▸ **What you have to do**
Copy all the material below, exactly as it stands.

(Data listing)
.....
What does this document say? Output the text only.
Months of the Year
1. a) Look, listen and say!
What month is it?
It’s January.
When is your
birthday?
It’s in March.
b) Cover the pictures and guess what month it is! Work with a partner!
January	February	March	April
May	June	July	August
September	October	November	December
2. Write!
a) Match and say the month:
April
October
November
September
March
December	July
.....
▸ **Full response**
What does this document say? Output the text only.
Months of the Year
1. a) Look, listen and say!
What month is it?
It’s January.
When is your
birthday?
It’s in March.
b) Cover the pictures and guess what month it is! Work with a partner!
January	February	March	April
May	June	July	August
September	October	November	December
2. Write!
a) Match and say the month:
April
October
November
September
March
December	July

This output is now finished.